WHAT TO WORK ON: Reproduce the listing below without changes, except that pictures are left out.

RECORD LIST:
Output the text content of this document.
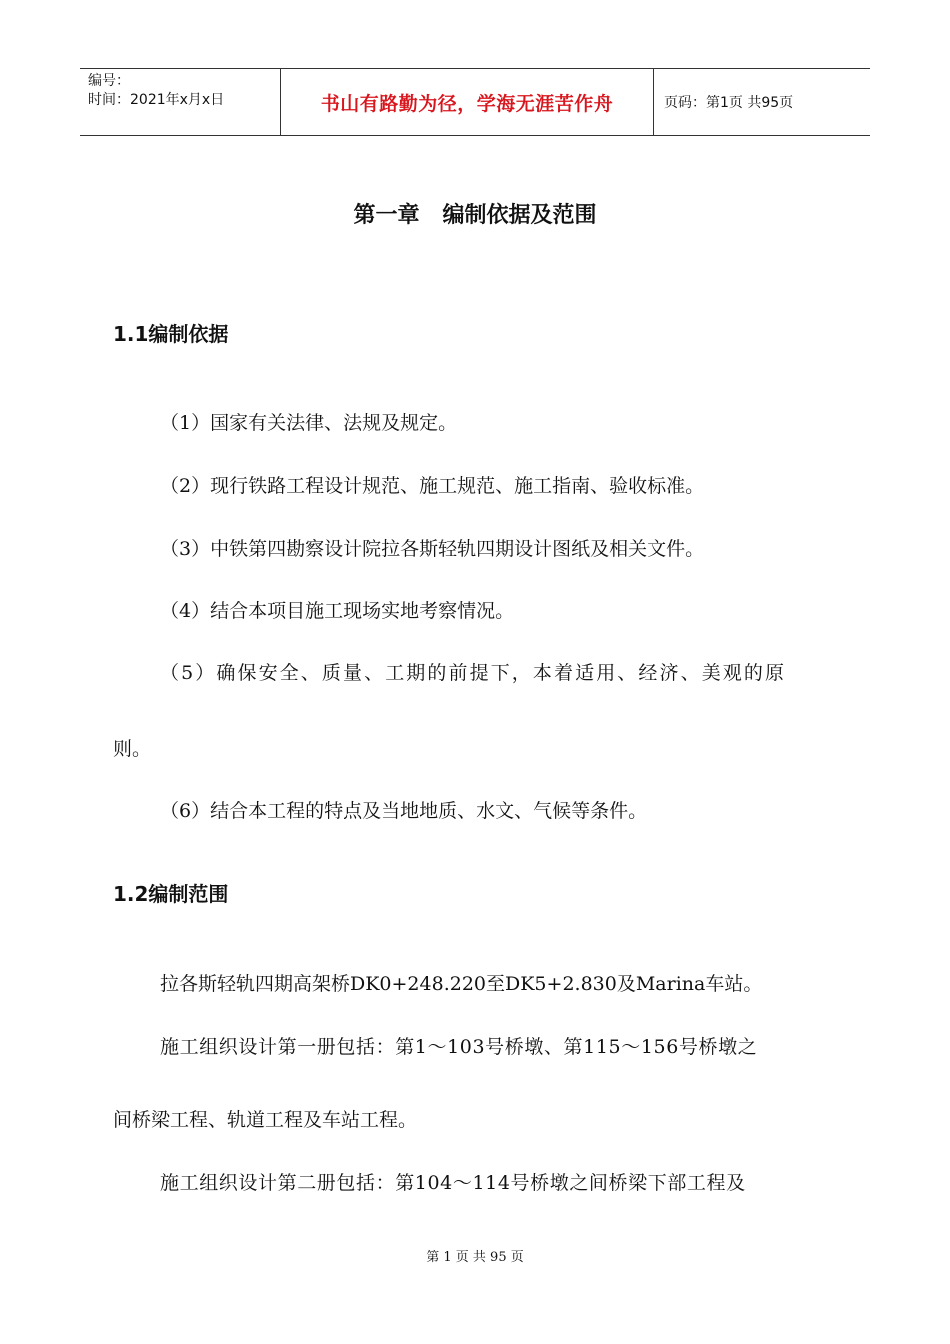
编号：
时间：2021年x月x日	书山有路勤为径，学海无涯苦作舟	页码：第1页 共95页
第一章   编制依据及范围
1.1编制依据
（1）国家有关法律、法规及规定。
（2）现行铁路工程设计规范、施工规范、施工指南、验收标准。
（3）中铁第四勘察设计院拉各斯轻轨四期设计图纸及相关文件。
（4）结合本项目施工现场实地考察情况。
（5）确保安全、质量、工期的前提下，本着适用、经济、美观的原
则。
（6）结合本工程的特点及当地地质、水文、气候等条件。
1.2编制范围
拉各斯轻轨四期高架桥DK0+248.220至DK5+2.830及Marina车站。
施工组织设计第一册包括：第1～103号桥墩、第115～156号桥墩之
间桥梁工程、轨道工程及车站工程。
施工组织设计第二册包括：第104～114号桥墩之间桥梁下部工程及
第 1 页 共 95 页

RESULT FOR THIS TASK:
Output the text content of this document.
编号：
时间：2021年x月x日	书山有路勤为径，学海无涯苦作舟	页码：第1页 共95页
第一章   编制依据及范围
1.1编制依据
（1）国家有关法律、法规及规定。
（2）现行铁路工程设计规范、施工规范、施工指南、验收标准。
（3）中铁第四勘察设计院拉各斯轻轨四期设计图纸及相关文件。
（4）结合本项目施工现场实地考察情况。
（5）确保安全、质量、工期的前提下，本着适用、经济、美观的原
则。
（6）结合本工程的特点及当地地质、水文、气候等条件。
1.2编制范围
拉各斯轻轨四期高架桥DK0+248.220至DK5+2.830及Marina车站。
施工组织设计第一册包括：第1～103号桥墩、第115～156号桥墩之
间桥梁工程、轨道工程及车站工程。
施工组织设计第二册包括：第104～114号桥墩之间桥梁下部工程及
第 1 页 共 95 页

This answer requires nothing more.